Entries with figure data:
------------------------
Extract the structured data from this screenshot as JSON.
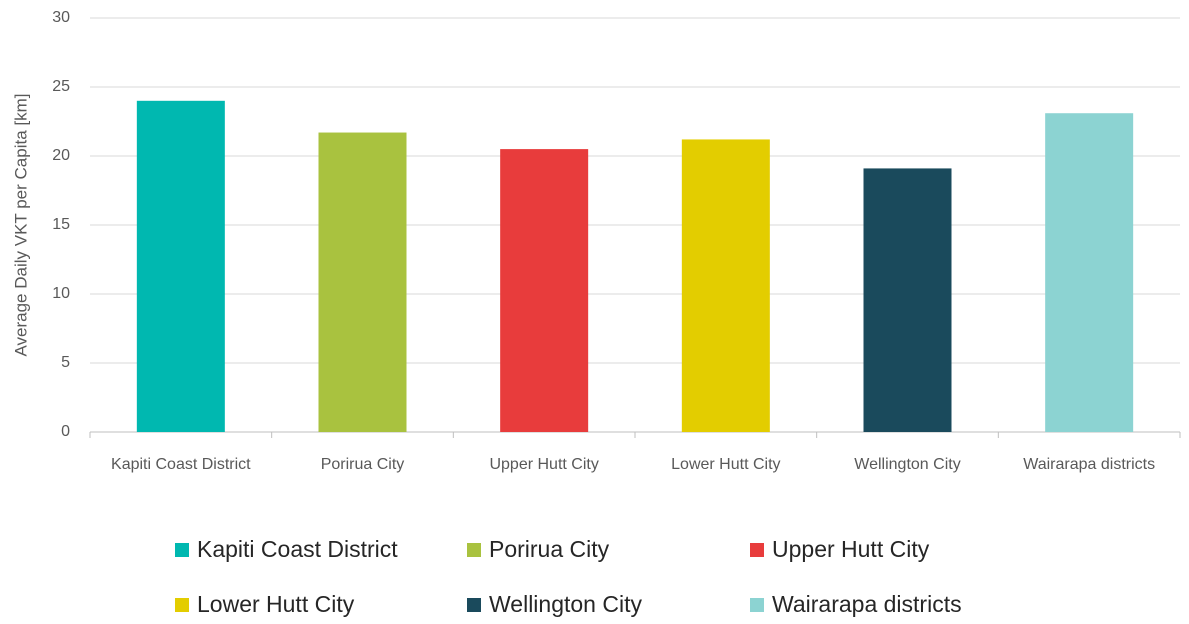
{
  "chart_data": {
    "type": "bar",
    "y_axis_label": "Average Daily VKT per Capita [km]",
    "categories": [
      "Kapiti Coast District",
      "Porirua City",
      "Upper Hutt City",
      "Lower Hutt City",
      "Wellington City",
      "Wairarapa districts"
    ],
    "values": [
      24.0,
      21.7,
      20.5,
      21.2,
      19.1,
      23.1
    ],
    "colors": [
      "#00b8b0",
      "#a9c23f",
      "#e83c3c",
      "#e3cd00",
      "#1a4a5c",
      "#8cd3d2"
    ],
    "ylim": [
      0,
      30
    ],
    "yticks": [
      0,
      5,
      10,
      15,
      20,
      25,
      30
    ],
    "grid": true,
    "legend": "bottom"
  }
}
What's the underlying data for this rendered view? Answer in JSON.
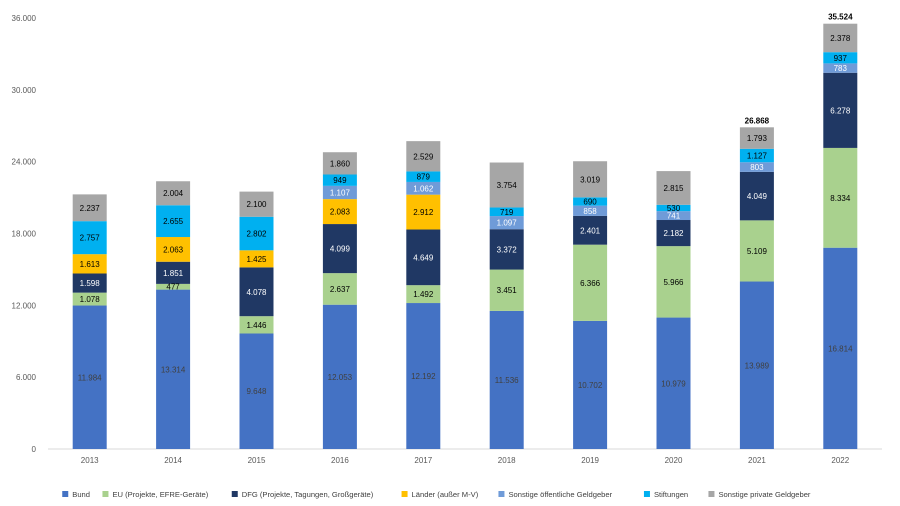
{
  "chart_data": {
    "type": "stacked-bar",
    "title": "",
    "xlabel": "",
    "ylabel": "",
    "ylim": [
      0,
      36000
    ],
    "yticks": [
      0,
      6000,
      12000,
      18000,
      24000,
      30000,
      36000
    ],
    "ytick_labels": [
      "0",
      "6.000",
      "12.000",
      "18.000",
      "24.000",
      "30.000",
      "36.000"
    ],
    "categories": [
      "2013",
      "2014",
      "2015",
      "2016",
      "2017",
      "2018",
      "2019",
      "2020",
      "2021",
      "2022"
    ],
    "series": [
      {
        "name": "Bund",
        "color": "#4472C4",
        "label_color": "#404040",
        "values": [
          11984,
          13314,
          9648,
          12053,
          12192,
          11536,
          10702,
          10979,
          13989,
          16814
        ],
        "labels": [
          "11.984",
          "13.314",
          "9.648",
          "12.053",
          "12.192",
          "11.536",
          "10.702",
          "10.979",
          "13.989",
          "16.814"
        ]
      },
      {
        "name": "EU (Projekte, EFRE-Geräte)",
        "color": "#A9D18E",
        "label_color": "#000000",
        "values": [
          1078,
          477,
          1446,
          2637,
          1492,
          3451,
          6366,
          5966,
          5109,
          8334
        ],
        "labels": [
          "1.078",
          "477",
          "1.446",
          "2.637",
          "1.492",
          "3.451",
          "6.366",
          "5.966",
          "5.109",
          "8.334"
        ]
      },
      {
        "name": "DFG (Projekte, Tagungen, Großgeräte)",
        "color": "#203864",
        "label_color": "#ffffff",
        "values": [
          1598,
          1851,
          4078,
          4099,
          4649,
          3372,
          2401,
          2182,
          4049,
          6278
        ],
        "labels": [
          "1.598",
          "1.851",
          "4.078",
          "4.099",
          "4.649",
          "3.372",
          "2.401",
          "2.182",
          "4.049",
          "6.278"
        ]
      },
      {
        "name": "Länder (außer M-V)",
        "color": "#FFC000",
        "label_color": "#000000",
        "values": [
          1613,
          2063,
          1425,
          2083,
          2912,
          0,
          0,
          0,
          0,
          0
        ],
        "labels": [
          "1.613",
          "2.063",
          "1.425",
          "2.083",
          "2.912",
          "",
          "",
          "",
          "",
          ""
        ]
      },
      {
        "name": "Sonstige öffentliche Geldgeber",
        "color": "#6F9BD8",
        "label_color": "#ffffff",
        "values": [
          0,
          0,
          0,
          1107,
          1062,
          1097,
          858,
          741,
          803,
          783
        ],
        "labels": [
          "",
          "",
          "",
          "1.107",
          "1.062",
          "1.097",
          "858",
          "741",
          "803",
          "783"
        ]
      },
      {
        "name": "Stiftungen",
        "color": "#00B0F0",
        "label_color": "#000000",
        "values": [
          2757,
          2655,
          2802,
          949,
          879,
          719,
          690,
          530,
          1127,
          937
        ],
        "labels": [
          "2.757",
          "2.655",
          "2.802",
          "949",
          "879",
          "719",
          "690",
          "530",
          "1.127",
          "937"
        ]
      },
      {
        "name": "Sonstige private Geldgeber",
        "color": "#A6A6A6",
        "label_color": "#000000",
        "values": [
          2237,
          2004,
          2100,
          1860,
          2529,
          3754,
          3019,
          2815,
          1793,
          2378
        ],
        "labels": [
          "2.237",
          "2.004",
          "2.100",
          "1.860",
          "2.529",
          "3.754",
          "3.019",
          "2.815",
          "1.793",
          "2.378"
        ]
      }
    ],
    "totals": [
      {
        "category": "2021",
        "label": "26.868"
      },
      {
        "category": "2022",
        "label": "35.524"
      }
    ],
    "grid": false,
    "legend_position": "bottom"
  }
}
------------------------
Copy every line from the records above that contains the word "Sonstige".

TASK ANSWER:
        "name": "Sonstige öffentliche Geldgeber",
        "name": "Sonstige private Geldgeber",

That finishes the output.